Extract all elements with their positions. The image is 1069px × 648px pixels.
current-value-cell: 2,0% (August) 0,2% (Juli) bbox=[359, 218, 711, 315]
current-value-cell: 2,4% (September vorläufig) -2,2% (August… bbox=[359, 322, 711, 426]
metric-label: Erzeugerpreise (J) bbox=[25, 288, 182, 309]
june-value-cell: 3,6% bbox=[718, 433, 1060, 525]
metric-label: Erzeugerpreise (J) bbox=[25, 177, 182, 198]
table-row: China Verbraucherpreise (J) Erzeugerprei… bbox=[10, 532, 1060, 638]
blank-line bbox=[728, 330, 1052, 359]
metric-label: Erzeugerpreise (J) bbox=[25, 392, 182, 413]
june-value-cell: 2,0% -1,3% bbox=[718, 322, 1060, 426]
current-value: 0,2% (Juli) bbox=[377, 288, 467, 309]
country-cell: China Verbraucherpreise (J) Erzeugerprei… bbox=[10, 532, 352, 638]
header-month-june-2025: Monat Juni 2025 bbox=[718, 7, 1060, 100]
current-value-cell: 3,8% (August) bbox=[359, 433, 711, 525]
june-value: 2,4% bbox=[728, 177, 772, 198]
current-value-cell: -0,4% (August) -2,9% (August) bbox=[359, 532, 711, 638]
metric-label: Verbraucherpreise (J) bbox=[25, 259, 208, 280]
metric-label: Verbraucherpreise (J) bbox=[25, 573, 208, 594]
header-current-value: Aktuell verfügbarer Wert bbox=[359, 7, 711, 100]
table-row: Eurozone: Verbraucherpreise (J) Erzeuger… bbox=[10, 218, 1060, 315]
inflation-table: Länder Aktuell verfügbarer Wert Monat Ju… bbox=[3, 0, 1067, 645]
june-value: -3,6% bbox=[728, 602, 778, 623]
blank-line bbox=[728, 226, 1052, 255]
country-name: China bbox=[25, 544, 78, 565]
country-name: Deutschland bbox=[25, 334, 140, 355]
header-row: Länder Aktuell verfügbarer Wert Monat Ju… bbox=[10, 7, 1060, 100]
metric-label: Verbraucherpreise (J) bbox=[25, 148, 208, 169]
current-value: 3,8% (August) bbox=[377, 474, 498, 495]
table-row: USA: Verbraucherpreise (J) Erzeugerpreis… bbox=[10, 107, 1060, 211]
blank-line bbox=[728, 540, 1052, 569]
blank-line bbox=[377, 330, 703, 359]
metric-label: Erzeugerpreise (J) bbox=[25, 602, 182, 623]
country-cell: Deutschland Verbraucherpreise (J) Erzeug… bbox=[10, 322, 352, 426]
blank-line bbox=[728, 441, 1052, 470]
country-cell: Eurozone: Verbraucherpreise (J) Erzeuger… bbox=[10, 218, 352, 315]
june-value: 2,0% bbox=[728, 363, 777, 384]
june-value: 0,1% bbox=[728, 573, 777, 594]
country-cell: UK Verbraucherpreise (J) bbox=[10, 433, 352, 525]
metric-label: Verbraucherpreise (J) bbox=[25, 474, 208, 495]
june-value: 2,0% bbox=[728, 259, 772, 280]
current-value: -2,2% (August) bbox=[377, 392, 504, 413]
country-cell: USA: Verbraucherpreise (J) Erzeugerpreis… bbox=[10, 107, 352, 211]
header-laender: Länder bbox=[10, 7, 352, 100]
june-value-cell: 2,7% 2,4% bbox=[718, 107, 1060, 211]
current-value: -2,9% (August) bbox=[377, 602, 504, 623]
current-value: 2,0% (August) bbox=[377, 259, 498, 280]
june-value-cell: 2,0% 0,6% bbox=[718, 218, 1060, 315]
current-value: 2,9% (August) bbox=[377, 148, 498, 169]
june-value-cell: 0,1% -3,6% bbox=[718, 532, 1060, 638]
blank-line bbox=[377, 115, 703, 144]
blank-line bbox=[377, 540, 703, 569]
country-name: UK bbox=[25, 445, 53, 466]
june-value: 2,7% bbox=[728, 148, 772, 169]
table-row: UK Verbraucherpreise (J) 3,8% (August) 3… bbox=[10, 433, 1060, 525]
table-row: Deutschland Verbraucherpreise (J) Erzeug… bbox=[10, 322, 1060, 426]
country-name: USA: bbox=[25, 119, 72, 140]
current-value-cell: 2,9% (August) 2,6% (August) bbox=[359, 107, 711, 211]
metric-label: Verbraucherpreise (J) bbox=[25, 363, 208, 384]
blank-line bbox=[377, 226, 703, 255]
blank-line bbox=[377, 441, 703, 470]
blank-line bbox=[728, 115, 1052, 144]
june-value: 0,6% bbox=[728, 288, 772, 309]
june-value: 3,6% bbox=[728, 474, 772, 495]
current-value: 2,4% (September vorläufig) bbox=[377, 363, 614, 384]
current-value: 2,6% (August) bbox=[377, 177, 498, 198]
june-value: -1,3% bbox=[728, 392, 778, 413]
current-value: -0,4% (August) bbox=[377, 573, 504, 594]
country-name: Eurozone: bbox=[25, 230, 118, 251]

→ **Exercise**:
Duplicate the entry above line for line, without any changes.

→ **The solution**:
Extract all elements with their positions. The image is 1069px × 648px pixels.
current-value-cell: 2,0% (August) 0,2% (Juli) bbox=[359, 218, 711, 315]
current-value-cell: 2,4% (September vorläufig) -2,2% (August… bbox=[359, 322, 711, 426]
metric-label: Erzeugerpreise (J) bbox=[25, 288, 182, 309]
june-value-cell: 3,6% bbox=[718, 433, 1060, 525]
metric-label: Erzeugerpreise (J) bbox=[25, 177, 182, 198]
table-row: China Verbraucherpreise (J) Erzeugerprei… bbox=[10, 532, 1060, 638]
blank-line bbox=[728, 330, 1052, 359]
metric-label: Erzeugerpreise (J) bbox=[25, 392, 182, 413]
june-value-cell: 2,0% -1,3% bbox=[718, 322, 1060, 426]
current-value: 0,2% (Juli) bbox=[377, 288, 467, 309]
country-cell: China Verbraucherpreise (J) Erzeugerprei… bbox=[10, 532, 352, 638]
header-month-june-2025: Monat Juni 2025 bbox=[718, 7, 1060, 100]
current-value-cell: 3,8% (August) bbox=[359, 433, 711, 525]
june-value: 2,4% bbox=[728, 177, 772, 198]
current-value-cell: -0,4% (August) -2,9% (August) bbox=[359, 532, 711, 638]
metric-label: Verbraucherpreise (J) bbox=[25, 259, 208, 280]
metric-label: Verbraucherpreise (J) bbox=[25, 573, 208, 594]
header-current-value: Aktuell verfügbarer Wert bbox=[359, 7, 711, 100]
table-row: Eurozone: Verbraucherpreise (J) Erzeuger… bbox=[10, 218, 1060, 315]
inflation-table: Länder Aktuell verfügbarer Wert Monat Ju… bbox=[3, 0, 1067, 645]
june-value: -3,6% bbox=[728, 602, 778, 623]
blank-line bbox=[728, 226, 1052, 255]
country-name: China bbox=[25, 544, 78, 565]
country-name: Deutschland bbox=[25, 334, 140, 355]
header-row: Länder Aktuell verfügbarer Wert Monat Ju… bbox=[10, 7, 1060, 100]
metric-label: Verbraucherpreise (J) bbox=[25, 148, 208, 169]
current-value: 3,8% (August) bbox=[377, 474, 498, 495]
table-row: USA: Verbraucherpreise (J) Erzeugerpreis… bbox=[10, 107, 1060, 211]
blank-line bbox=[728, 540, 1052, 569]
blank-line bbox=[377, 330, 703, 359]
metric-label: Erzeugerpreise (J) bbox=[25, 602, 182, 623]
country-cell: Deutschland Verbraucherpreise (J) Erzeug… bbox=[10, 322, 352, 426]
blank-line bbox=[728, 441, 1052, 470]
country-cell: Eurozone: Verbraucherpreise (J) Erzeuger… bbox=[10, 218, 352, 315]
june-value: 2,0% bbox=[728, 363, 777, 384]
june-value: 0,1% bbox=[728, 573, 777, 594]
country-cell: UK Verbraucherpreise (J) bbox=[10, 433, 352, 525]
metric-label: Verbraucherpreise (J) bbox=[25, 474, 208, 495]
june-value: 2,0% bbox=[728, 259, 772, 280]
current-value: -2,2% (August) bbox=[377, 392, 504, 413]
country-cell: USA: Verbraucherpreise (J) Erzeugerpreis… bbox=[10, 107, 352, 211]
header-laender: Länder bbox=[10, 7, 352, 100]
june-value-cell: 2,7% 2,4% bbox=[718, 107, 1060, 211]
current-value: -2,9% (August) bbox=[377, 602, 504, 623]
current-value: 2,0% (August) bbox=[377, 259, 498, 280]
june-value-cell: 2,0% 0,6% bbox=[718, 218, 1060, 315]
current-value: 2,9% (August) bbox=[377, 148, 498, 169]
june-value-cell: 0,1% -3,6% bbox=[718, 532, 1060, 638]
blank-line bbox=[377, 115, 703, 144]
blank-line bbox=[377, 540, 703, 569]
country-name: UK bbox=[25, 445, 53, 466]
june-value: 2,7% bbox=[728, 148, 772, 169]
table-row: UK Verbraucherpreise (J) 3,8% (August) 3… bbox=[10, 433, 1060, 525]
table-row: Deutschland Verbraucherpreise (J) Erzeug… bbox=[10, 322, 1060, 426]
country-name: USA: bbox=[25, 119, 72, 140]
current-value-cell: 2,9% (August) 2,6% (August) bbox=[359, 107, 711, 211]
metric-label: Verbraucherpreise (J) bbox=[25, 363, 208, 384]
blank-line bbox=[377, 226, 703, 255]
blank-line bbox=[377, 441, 703, 470]
blank-line bbox=[728, 115, 1052, 144]
june-value: 0,6% bbox=[728, 288, 772, 309]
june-value: 3,6% bbox=[728, 474, 772, 495]
current-value: 2,4% (September vorläufig) bbox=[377, 363, 614, 384]
current-value: 2,6% (August) bbox=[377, 177, 498, 198]
june-value: -1,3% bbox=[728, 392, 778, 413]
current-value: -0,4% (August) bbox=[377, 573, 504, 594]
country-name: Eurozone: bbox=[25, 230, 118, 251]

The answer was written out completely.